INSTRUCTIONS TO FOLLOW ->
Locate the word "JSON" in the material, then show every line that holds it.

Raw records:

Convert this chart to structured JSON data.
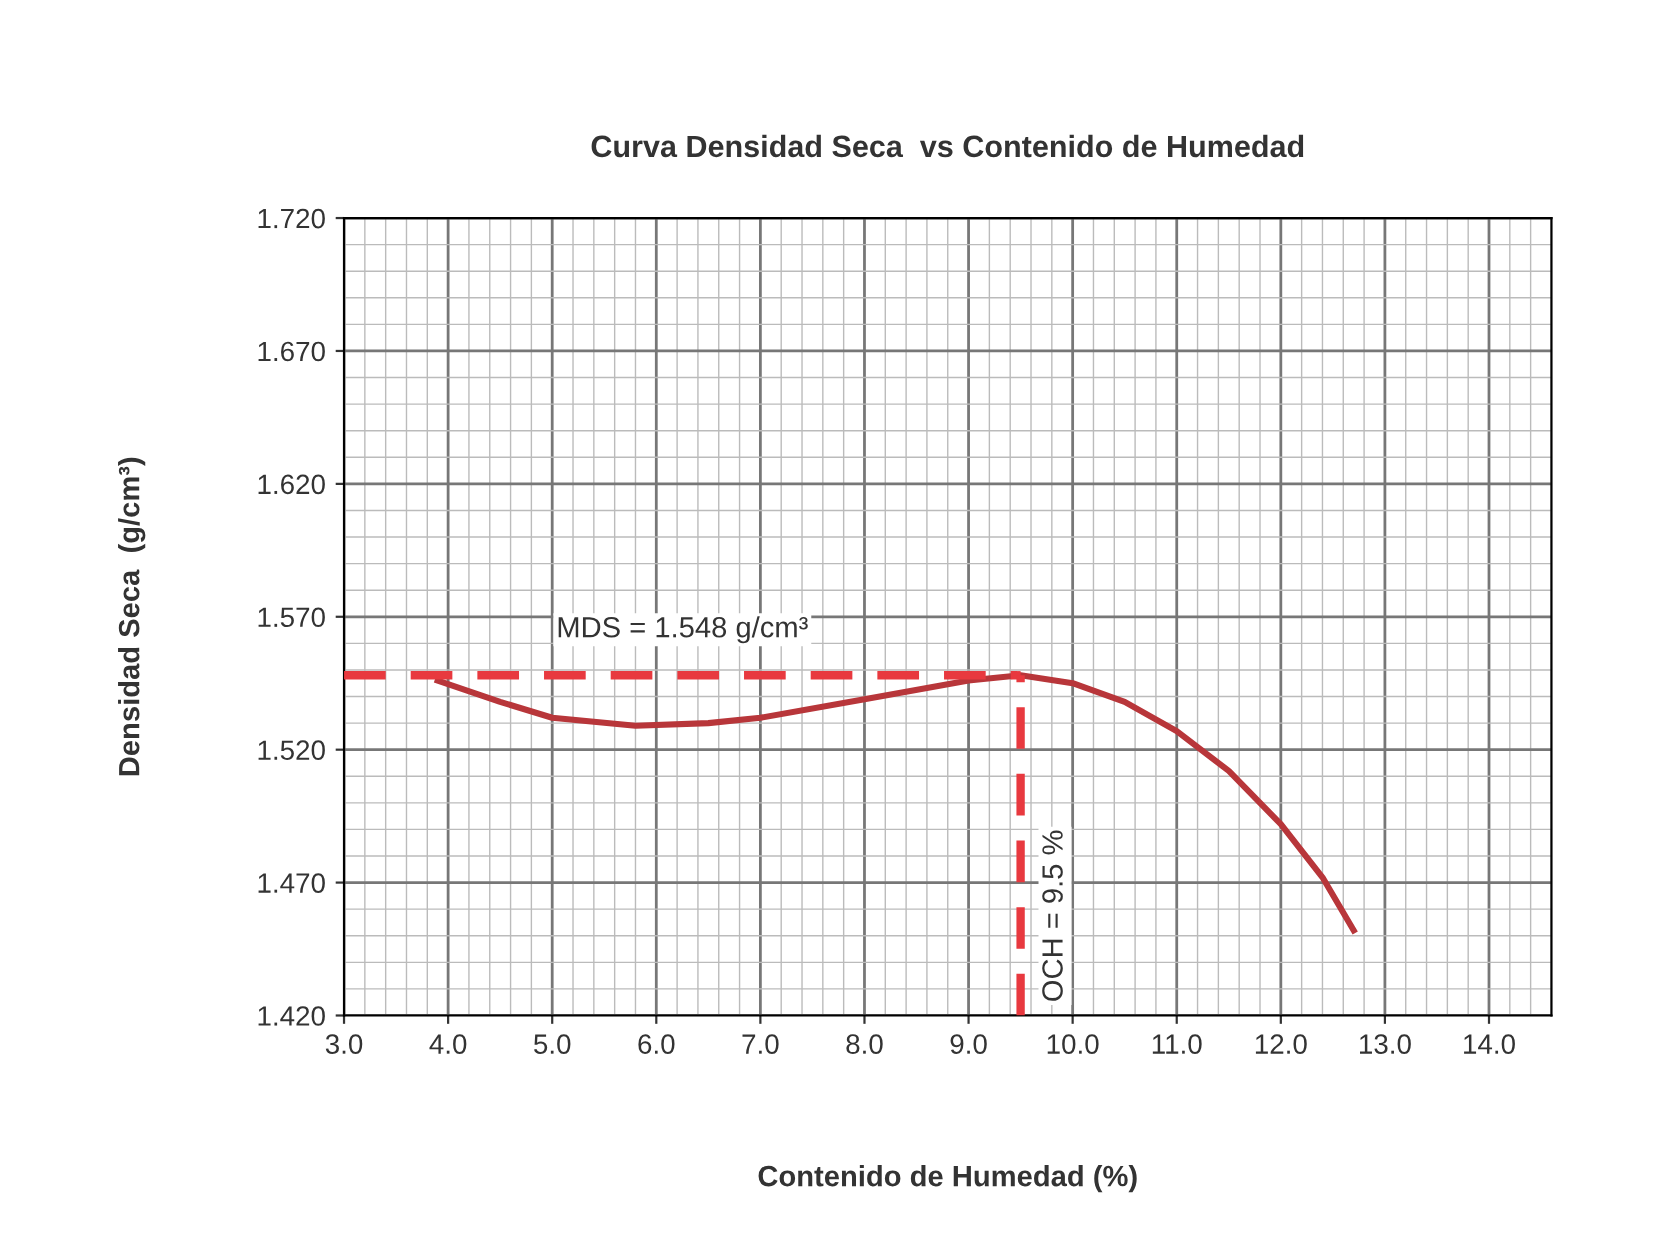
{
  "chart_data": {
    "type": "line",
    "title": "Curva Densidad Seca  vs Contenido de Humedad",
    "xlabel": "Contenido de Humedad (%)",
    "ylabel": "Densidad Seca  (g/cm³)",
    "x": [
      3.9,
      4.5,
      5.0,
      5.8,
      6.5,
      7.0,
      8.0,
      9.0,
      9.5,
      10.0,
      10.5,
      11.0,
      11.5,
      12.0,
      12.4,
      12.7
    ],
    "series": [
      {
        "color": "#b8363a",
        "values": [
          1.546,
          1.538,
          1.532,
          1.529,
          1.53,
          1.532,
          1.539,
          1.546,
          1.548,
          1.545,
          1.538,
          1.527,
          1.512,
          1.492,
          1.472,
          1.452
        ]
      }
    ],
    "xlim": [
      3.0,
      14.6
    ],
    "xticks": [
      {
        "value": 3,
        "label": "3.0"
      },
      {
        "value": 4,
        "label": "4.0"
      },
      {
        "value": 5,
        "label": "5.0"
      },
      {
        "value": 6,
        "label": "6.0"
      },
      {
        "value": 7,
        "label": "7.0"
      },
      {
        "value": 8,
        "label": "8.0"
      },
      {
        "value": 9,
        "label": "9.0"
      },
      {
        "value": 10,
        "label": "10.0"
      },
      {
        "value": 11,
        "label": "11.0"
      },
      {
        "value": 12,
        "label": "12.0"
      },
      {
        "value": 13,
        "label": "13.0"
      },
      {
        "value": 14,
        "label": "14.0"
      }
    ],
    "ylim": [
      1.42,
      1.72
    ],
    "yticks": [
      {
        "value": 1.42,
        "label": "1.420"
      },
      {
        "value": 1.47,
        "label": "1.470"
      },
      {
        "value": 1.52,
        "label": "1.520"
      },
      {
        "value": 1.57,
        "label": "1.570"
      },
      {
        "value": 1.62,
        "label": "1.620"
      },
      {
        "value": 1.67,
        "label": "1.670"
      },
      {
        "value": 1.72,
        "label": "1.720"
      }
    ],
    "grid": true,
    "marker": "none",
    "line_style": "solid",
    "ref_lines": [
      {
        "axis": "y",
        "value": 1.548,
        "label": "MDS = 1.548 g/cm³",
        "color": "#e8393f",
        "line_style": "dashed"
      },
      {
        "axis": "x",
        "value": 9.5,
        "label": "OCH = 9.5 %",
        "color": "#e8393f",
        "line_style": "dashed"
      }
    ]
  }
}
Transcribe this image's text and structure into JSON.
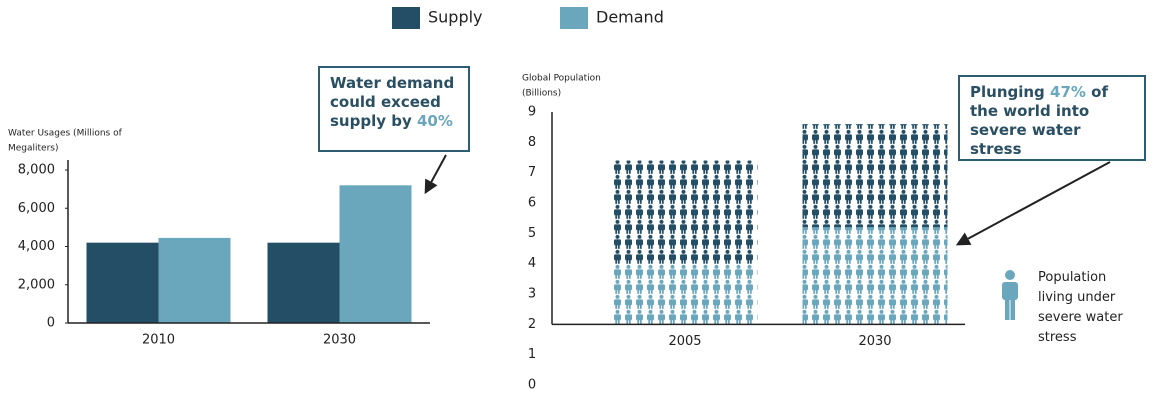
{
  "chart_data": [
    {
      "type": "bar",
      "y_label": [
        "Water Usages  (Millions of",
        "Megaliters)"
      ],
      "categories": [
        "2010",
        "2030"
      ],
      "series": [
        {
          "name": "Supply",
          "color": "#234e66",
          "values": [
            4200,
            4200
          ]
        },
        {
          "name": "Demand",
          "color": "#6aa7bd",
          "values": [
            4450,
            7200
          ]
        }
      ],
      "ylim": [
        0,
        8000
      ],
      "yticks": [
        0,
        {
          "value": 2000,
          "label": "2,000"
        },
        {
          "value": 4000,
          "label": "4,000"
        },
        {
          "value": 6000,
          "label": "6,000"
        },
        {
          "value": 8000,
          "label": "8,000"
        }
      ],
      "annotation": {
        "text": "Water demand could exceed supply by",
        "highlight": "40%"
      }
    },
    {
      "type": "pictogram",
      "y_label": [
        "Global Population",
        "(Billions)"
      ],
      "categories": [
        "2005",
        "2030"
      ],
      "baseline": 2,
      "series": [
        {
          "name": "Population living under severe water stress",
          "color": "#6aa7bd",
          "values": [
            2.0,
            3.2
          ]
        },
        {
          "color": "#234e66",
          "values": [
            3.4,
            3.4
          ]
        }
      ],
      "ylim": [
        0,
        9
      ],
      "yticks": [
        0,
        1,
        2,
        3,
        4,
        5,
        6,
        7,
        8,
        9
      ],
      "annotation": {
        "prefix": "Plunging",
        "highlight": "47%",
        "suffix": "of the world into severe water stress"
      }
    }
  ]
}
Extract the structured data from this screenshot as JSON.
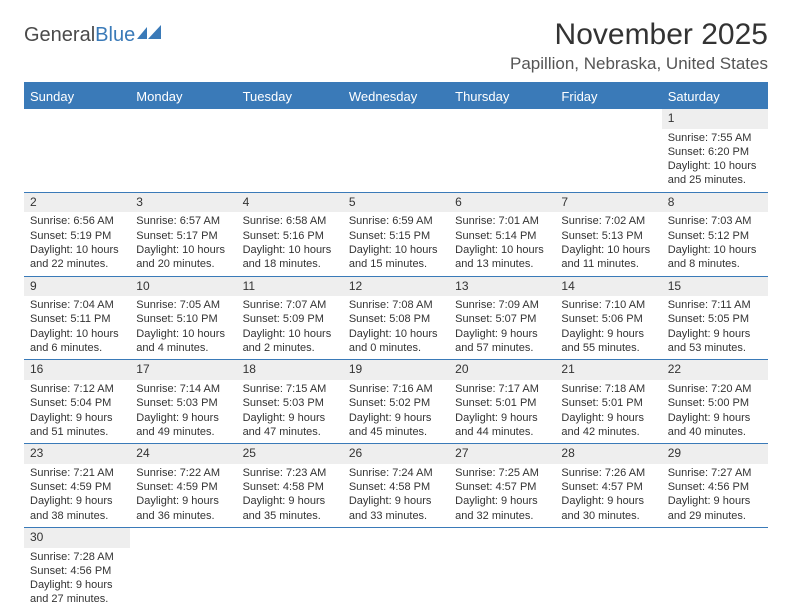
{
  "logo": {
    "text1": "General",
    "text2": "Blue"
  },
  "title": "November 2025",
  "location": "Papillion, Nebraska, United States",
  "colors": {
    "header_bg": "#3a7ab8",
    "header_text": "#ffffff",
    "daynum_bg": "#eeeeee",
    "border": "#3a7ab8",
    "text": "#333333",
    "logo_gray": "#4a4a4a",
    "logo_blue": "#3a7ab8"
  },
  "day_labels": [
    "Sunday",
    "Monday",
    "Tuesday",
    "Wednesday",
    "Thursday",
    "Friday",
    "Saturday"
  ],
  "weeks": [
    [
      null,
      null,
      null,
      null,
      null,
      null,
      {
        "n": "1",
        "sr": "Sunrise: 7:55 AM",
        "ss": "Sunset: 6:20 PM",
        "d1": "Daylight: 10 hours",
        "d2": "and 25 minutes."
      }
    ],
    [
      {
        "n": "2",
        "sr": "Sunrise: 6:56 AM",
        "ss": "Sunset: 5:19 PM",
        "d1": "Daylight: 10 hours",
        "d2": "and 22 minutes."
      },
      {
        "n": "3",
        "sr": "Sunrise: 6:57 AM",
        "ss": "Sunset: 5:17 PM",
        "d1": "Daylight: 10 hours",
        "d2": "and 20 minutes."
      },
      {
        "n": "4",
        "sr": "Sunrise: 6:58 AM",
        "ss": "Sunset: 5:16 PM",
        "d1": "Daylight: 10 hours",
        "d2": "and 18 minutes."
      },
      {
        "n": "5",
        "sr": "Sunrise: 6:59 AM",
        "ss": "Sunset: 5:15 PM",
        "d1": "Daylight: 10 hours",
        "d2": "and 15 minutes."
      },
      {
        "n": "6",
        "sr": "Sunrise: 7:01 AM",
        "ss": "Sunset: 5:14 PM",
        "d1": "Daylight: 10 hours",
        "d2": "and 13 minutes."
      },
      {
        "n": "7",
        "sr": "Sunrise: 7:02 AM",
        "ss": "Sunset: 5:13 PM",
        "d1": "Daylight: 10 hours",
        "d2": "and 11 minutes."
      },
      {
        "n": "8",
        "sr": "Sunrise: 7:03 AM",
        "ss": "Sunset: 5:12 PM",
        "d1": "Daylight: 10 hours",
        "d2": "and 8 minutes."
      }
    ],
    [
      {
        "n": "9",
        "sr": "Sunrise: 7:04 AM",
        "ss": "Sunset: 5:11 PM",
        "d1": "Daylight: 10 hours",
        "d2": "and 6 minutes."
      },
      {
        "n": "10",
        "sr": "Sunrise: 7:05 AM",
        "ss": "Sunset: 5:10 PM",
        "d1": "Daylight: 10 hours",
        "d2": "and 4 minutes."
      },
      {
        "n": "11",
        "sr": "Sunrise: 7:07 AM",
        "ss": "Sunset: 5:09 PM",
        "d1": "Daylight: 10 hours",
        "d2": "and 2 minutes."
      },
      {
        "n": "12",
        "sr": "Sunrise: 7:08 AM",
        "ss": "Sunset: 5:08 PM",
        "d1": "Daylight: 10 hours",
        "d2": "and 0 minutes."
      },
      {
        "n": "13",
        "sr": "Sunrise: 7:09 AM",
        "ss": "Sunset: 5:07 PM",
        "d1": "Daylight: 9 hours",
        "d2": "and 57 minutes."
      },
      {
        "n": "14",
        "sr": "Sunrise: 7:10 AM",
        "ss": "Sunset: 5:06 PM",
        "d1": "Daylight: 9 hours",
        "d2": "and 55 minutes."
      },
      {
        "n": "15",
        "sr": "Sunrise: 7:11 AM",
        "ss": "Sunset: 5:05 PM",
        "d1": "Daylight: 9 hours",
        "d2": "and 53 minutes."
      }
    ],
    [
      {
        "n": "16",
        "sr": "Sunrise: 7:12 AM",
        "ss": "Sunset: 5:04 PM",
        "d1": "Daylight: 9 hours",
        "d2": "and 51 minutes."
      },
      {
        "n": "17",
        "sr": "Sunrise: 7:14 AM",
        "ss": "Sunset: 5:03 PM",
        "d1": "Daylight: 9 hours",
        "d2": "and 49 minutes."
      },
      {
        "n": "18",
        "sr": "Sunrise: 7:15 AM",
        "ss": "Sunset: 5:03 PM",
        "d1": "Daylight: 9 hours",
        "d2": "and 47 minutes."
      },
      {
        "n": "19",
        "sr": "Sunrise: 7:16 AM",
        "ss": "Sunset: 5:02 PM",
        "d1": "Daylight: 9 hours",
        "d2": "and 45 minutes."
      },
      {
        "n": "20",
        "sr": "Sunrise: 7:17 AM",
        "ss": "Sunset: 5:01 PM",
        "d1": "Daylight: 9 hours",
        "d2": "and 44 minutes."
      },
      {
        "n": "21",
        "sr": "Sunrise: 7:18 AM",
        "ss": "Sunset: 5:01 PM",
        "d1": "Daylight: 9 hours",
        "d2": "and 42 minutes."
      },
      {
        "n": "22",
        "sr": "Sunrise: 7:20 AM",
        "ss": "Sunset: 5:00 PM",
        "d1": "Daylight: 9 hours",
        "d2": "and 40 minutes."
      }
    ],
    [
      {
        "n": "23",
        "sr": "Sunrise: 7:21 AM",
        "ss": "Sunset: 4:59 PM",
        "d1": "Daylight: 9 hours",
        "d2": "and 38 minutes."
      },
      {
        "n": "24",
        "sr": "Sunrise: 7:22 AM",
        "ss": "Sunset: 4:59 PM",
        "d1": "Daylight: 9 hours",
        "d2": "and 36 minutes."
      },
      {
        "n": "25",
        "sr": "Sunrise: 7:23 AM",
        "ss": "Sunset: 4:58 PM",
        "d1": "Daylight: 9 hours",
        "d2": "and 35 minutes."
      },
      {
        "n": "26",
        "sr": "Sunrise: 7:24 AM",
        "ss": "Sunset: 4:58 PM",
        "d1": "Daylight: 9 hours",
        "d2": "and 33 minutes."
      },
      {
        "n": "27",
        "sr": "Sunrise: 7:25 AM",
        "ss": "Sunset: 4:57 PM",
        "d1": "Daylight: 9 hours",
        "d2": "and 32 minutes."
      },
      {
        "n": "28",
        "sr": "Sunrise: 7:26 AM",
        "ss": "Sunset: 4:57 PM",
        "d1": "Daylight: 9 hours",
        "d2": "and 30 minutes."
      },
      {
        "n": "29",
        "sr": "Sunrise: 7:27 AM",
        "ss": "Sunset: 4:56 PM",
        "d1": "Daylight: 9 hours",
        "d2": "and 29 minutes."
      }
    ],
    [
      {
        "n": "30",
        "sr": "Sunrise: 7:28 AM",
        "ss": "Sunset: 4:56 PM",
        "d1": "Daylight: 9 hours",
        "d2": "and 27 minutes."
      },
      null,
      null,
      null,
      null,
      null,
      null
    ]
  ]
}
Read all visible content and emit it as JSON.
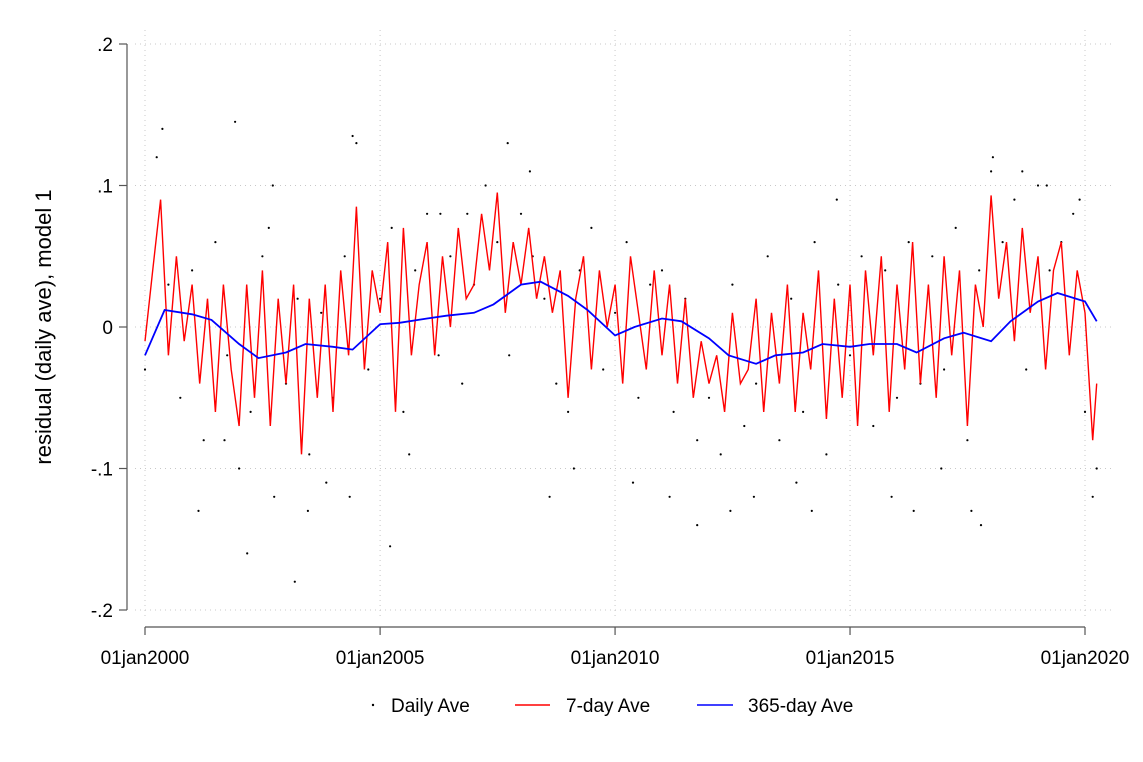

RESULT FOR THIS TASK ->
Convert this chart to structured JSON data.
Transcribe this image's text and structure into JSON.
Extract the structured data from this screenshot as JSON.
Read all visible content and emit it as JSON.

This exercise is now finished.